Required work. Please write the listing below out again exactly, leaving every picture behind.

Dataset items
◆ ◆ ◆

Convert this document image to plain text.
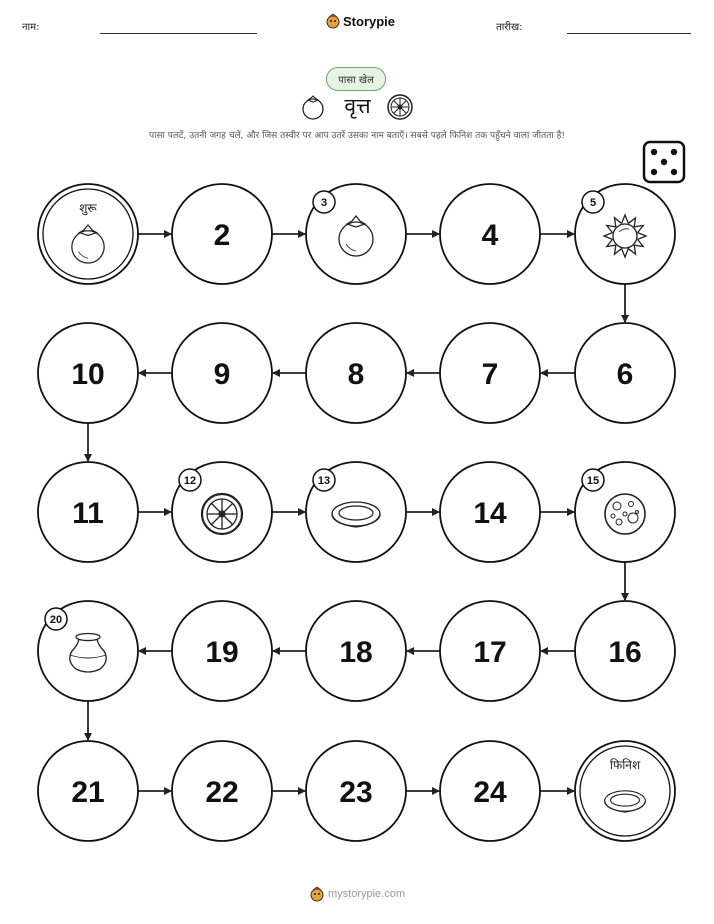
नाम:	Storypie	तारीख:
पासा खेल
वृत्त
पासा पलटें, उतनी जगह चलें, और जिस तस्वीर पर आप उतरें उसका नाम बताएँ। सबसे पहले फिनिश तक पहुँचने वाला जीतता है!
शुरू
2
3
4
5
6
7
8
9
10
11
12	13
14
15
16
17
18
19
20
21	22	23	24
फिनिश
mystorypie.com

◆ ◆ ◆

Exercise output.
Convert this document image to plain text.
नाम:	Storypie	तारीख:
पासा खेल
वृत्त
पासा पलटें, उतनी जगह चलें, और जिस तस्वीर पर आप उतरें उसका नाम बताएँ। सबसे पहले फिनिश तक पहुँचने वाला जीतता है!
शुरू
2
3
4
5
6
7
8
9
10
11
12	13
14
15
16
17
18
19
20
21	22	23	24
फिनिश
mystorypie.com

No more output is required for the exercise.